### Exercise objective
Make an exact copy of the lines below.

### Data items

-*-

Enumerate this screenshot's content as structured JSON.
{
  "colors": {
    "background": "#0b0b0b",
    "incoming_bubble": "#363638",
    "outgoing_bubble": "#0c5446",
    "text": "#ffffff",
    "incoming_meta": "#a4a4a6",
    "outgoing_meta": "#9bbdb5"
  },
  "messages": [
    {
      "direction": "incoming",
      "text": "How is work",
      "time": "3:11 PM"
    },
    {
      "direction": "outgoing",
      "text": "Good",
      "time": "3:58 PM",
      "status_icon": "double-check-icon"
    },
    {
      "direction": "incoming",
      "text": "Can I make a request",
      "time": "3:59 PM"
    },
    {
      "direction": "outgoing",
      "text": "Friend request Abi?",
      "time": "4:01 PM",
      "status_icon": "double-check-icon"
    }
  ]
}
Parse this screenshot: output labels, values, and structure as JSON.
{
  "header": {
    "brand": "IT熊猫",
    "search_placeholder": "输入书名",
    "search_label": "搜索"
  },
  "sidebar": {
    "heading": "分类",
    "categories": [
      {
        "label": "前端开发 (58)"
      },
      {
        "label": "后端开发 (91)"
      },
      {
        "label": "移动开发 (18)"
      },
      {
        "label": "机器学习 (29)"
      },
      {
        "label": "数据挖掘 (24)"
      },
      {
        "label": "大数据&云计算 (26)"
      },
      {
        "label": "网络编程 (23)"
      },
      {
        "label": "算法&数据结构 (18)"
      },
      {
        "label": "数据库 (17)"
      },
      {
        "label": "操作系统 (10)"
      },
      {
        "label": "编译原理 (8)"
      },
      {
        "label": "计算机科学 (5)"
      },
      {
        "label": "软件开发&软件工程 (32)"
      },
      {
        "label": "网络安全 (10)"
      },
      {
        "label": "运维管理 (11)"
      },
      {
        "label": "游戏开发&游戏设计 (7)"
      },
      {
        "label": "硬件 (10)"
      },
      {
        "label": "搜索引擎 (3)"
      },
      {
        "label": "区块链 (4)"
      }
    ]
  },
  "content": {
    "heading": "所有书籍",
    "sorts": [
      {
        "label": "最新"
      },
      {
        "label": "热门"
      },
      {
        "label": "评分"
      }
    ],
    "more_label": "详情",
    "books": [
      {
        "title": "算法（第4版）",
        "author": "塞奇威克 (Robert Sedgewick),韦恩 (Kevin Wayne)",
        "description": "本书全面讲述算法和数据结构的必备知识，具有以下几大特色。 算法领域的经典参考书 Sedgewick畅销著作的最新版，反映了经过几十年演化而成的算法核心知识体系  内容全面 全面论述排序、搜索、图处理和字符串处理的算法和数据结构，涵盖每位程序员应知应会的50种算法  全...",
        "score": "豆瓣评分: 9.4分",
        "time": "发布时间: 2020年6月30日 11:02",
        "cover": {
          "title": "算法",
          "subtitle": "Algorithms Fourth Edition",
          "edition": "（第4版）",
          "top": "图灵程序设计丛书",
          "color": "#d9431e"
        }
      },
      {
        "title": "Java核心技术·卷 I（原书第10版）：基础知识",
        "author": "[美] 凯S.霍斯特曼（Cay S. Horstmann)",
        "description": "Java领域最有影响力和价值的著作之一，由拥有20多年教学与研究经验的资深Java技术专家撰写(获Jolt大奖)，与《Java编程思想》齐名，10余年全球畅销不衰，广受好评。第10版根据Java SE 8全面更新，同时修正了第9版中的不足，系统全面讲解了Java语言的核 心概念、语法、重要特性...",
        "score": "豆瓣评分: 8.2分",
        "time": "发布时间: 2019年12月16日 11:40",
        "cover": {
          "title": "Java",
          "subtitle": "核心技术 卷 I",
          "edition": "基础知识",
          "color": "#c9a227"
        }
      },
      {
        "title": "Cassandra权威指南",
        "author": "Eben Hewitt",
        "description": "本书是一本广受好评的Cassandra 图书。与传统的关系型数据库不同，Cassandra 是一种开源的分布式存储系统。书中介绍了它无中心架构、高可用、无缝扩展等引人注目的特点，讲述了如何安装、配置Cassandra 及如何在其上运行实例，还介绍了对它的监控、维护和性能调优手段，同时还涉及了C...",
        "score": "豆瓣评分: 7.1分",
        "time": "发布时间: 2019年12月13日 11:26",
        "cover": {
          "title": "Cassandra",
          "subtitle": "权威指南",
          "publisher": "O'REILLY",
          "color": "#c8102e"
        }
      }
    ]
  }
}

-*-

### Answer
Enumerate this screenshot's content as structured JSON.
{
  "colors": {
    "background": "#0b0b0b",
    "incoming_bubble": "#363638",
    "outgoing_bubble": "#0c5446",
    "text": "#ffffff",
    "incoming_meta": "#a4a4a6",
    "outgoing_meta": "#9bbdb5"
  },
  "messages": [
    {
      "direction": "incoming",
      "text": "How is work",
      "time": "3:11 PM"
    },
    {
      "direction": "outgoing",
      "text": "Good",
      "time": "3:58 PM",
      "status_icon": "double-check-icon"
    },
    {
      "direction": "incoming",
      "text": "Can I make a request",
      "time": "3:59 PM"
    },
    {
      "direction": "outgoing",
      "text": "Friend request Abi?",
      "time": "4:01 PM",
      "status_icon": "double-check-icon"
    }
  ]
}
Parse this screenshot: output labels, values, and structure as JSON.
{
  "header": {
    "brand": "IT熊猫",
    "search_placeholder": "输入书名",
    "search_label": "搜索"
  },
  "sidebar": {
    "heading": "分类",
    "categories": [
      {
        "label": "前端开发 (58)"
      },
      {
        "label": "后端开发 (91)"
      },
      {
        "label": "移动开发 (18)"
      },
      {
        "label": "机器学习 (29)"
      },
      {
        "label": "数据挖掘 (24)"
      },
      {
        "label": "大数据&云计算 (26)"
      },
      {
        "label": "网络编程 (23)"
      },
      {
        "label": "算法&数据结构 (18)"
      },
      {
        "label": "数据库 (17)"
      },
      {
        "label": "操作系统 (10)"
      },
      {
        "label": "编译原理 (8)"
      },
      {
        "label": "计算机科学 (5)"
      },
      {
        "label": "软件开发&软件工程 (32)"
      },
      {
        "label": "网络安全 (10)"
      },
      {
        "label": "运维管理 (11)"
      },
      {
        "label": "游戏开发&游戏设计 (7)"
      },
      {
        "label": "硬件 (10)"
      },
      {
        "label": "搜索引擎 (3)"
      },
      {
        "label": "区块链 (4)"
      }
    ]
  },
  "content": {
    "heading": "所有书籍",
    "sorts": [
      {
        "label": "最新"
      },
      {
        "label": "热门"
      },
      {
        "label": "评分"
      }
    ],
    "more_label": "详情",
    "books": [
      {
        "title": "算法（第4版）",
        "author": "塞奇威克 (Robert Sedgewick),韦恩 (Kevin Wayne)",
        "description": "本书全面讲述算法和数据结构的必备知识，具有以下几大特色。 算法领域的经典参考书 Sedgewick畅销著作的最新版，反映了经过几十年演化而成的算法核心知识体系  内容全面 全面论述排序、搜索、图处理和字符串处理的算法和数据结构，涵盖每位程序员应知应会的50种算法  全...",
        "score": "豆瓣评分: 9.4分",
        "time": "发布时间: 2020年6月30日 11:02",
        "cover": {
          "title": "算法",
          "subtitle": "Algorithms Fourth Edition",
          "edition": "（第4版）",
          "top": "图灵程序设计丛书",
          "color": "#d9431e"
        }
      },
      {
        "title": "Java核心技术·卷 I（原书第10版）：基础知识",
        "author": "[美] 凯S.霍斯特曼（Cay S. Horstmann)",
        "description": "Java领域最有影响力和价值的著作之一，由拥有20多年教学与研究经验的资深Java技术专家撰写(获Jolt大奖)，与《Java编程思想》齐名，10余年全球畅销不衰，广受好评。第10版根据Java SE 8全面更新，同时修正了第9版中的不足，系统全面讲解了Java语言的核 心概念、语法、重要特性...",
        "score": "豆瓣评分: 8.2分",
        "time": "发布时间: 2019年12月16日 11:40",
        "cover": {
          "title": "Java",
          "subtitle": "核心技术 卷 I",
          "edition": "基础知识",
          "color": "#c9a227"
        }
      },
      {
        "title": "Cassandra权威指南",
        "author": "Eben Hewitt",
        "description": "本书是一本广受好评的Cassandra 图书。与传统的关系型数据库不同，Cassandra 是一种开源的分布式存储系统。书中介绍了它无中心架构、高可用、无缝扩展等引人注目的特点，讲述了如何安装、配置Cassandra 及如何在其上运行实例，还介绍了对它的监控、维护和性能调优手段，同时还涉及了C...",
        "score": "豆瓣评分: 7.1分",
        "time": "发布时间: 2019年12月13日 11:26",
        "cover": {
          "title": "Cassandra",
          "subtitle": "权威指南",
          "publisher": "O'REILLY",
          "color": "#c8102e"
        }
      }
    ]
  }
}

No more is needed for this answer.